*Source material*
○ ○ ○

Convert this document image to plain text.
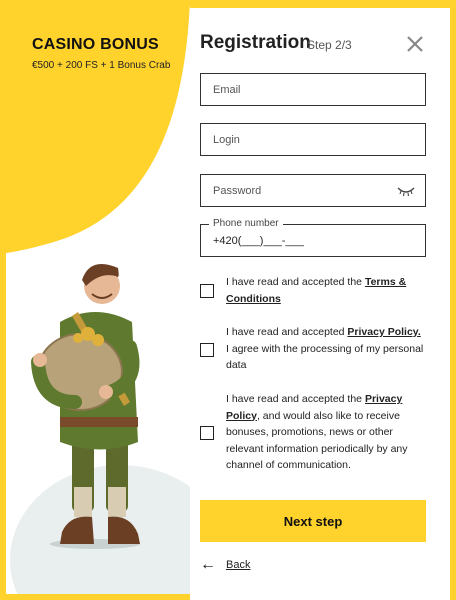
CASINO BONUS
€500 + 200 FS + 1 Bonus Crab
Registration
Step 2/3
Email
Login
Phone number
+420(___)___-___
I have read and accepted the Terms & Conditions
I have read and accepted Privacy Policy. I agree with the processing of my personal data
I have read and accepted the Privacy Policy, and would also like to receive bonuses, promotions, news or other relevant information periodically by any channel of communication.
Next step
← Back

○ ○ ○

*Exercise*
Retype the entries word for word. Omit any images.

*Response to the task*
Convert this document image to plain text.
CASINO BONUS
€500 + 200 FS + 1 Bonus Crab
Registration
Step 2/3
Email
Login
Phone number
+420(___)___-___
I have read and accepted the Terms & Conditions
I have read and accepted Privacy Policy. I agree with the processing of my personal data
I have read and accepted the Privacy Policy, and would also like to receive bonuses, promotions, news or other relevant information periodically by any channel of communication.
Next step
← Back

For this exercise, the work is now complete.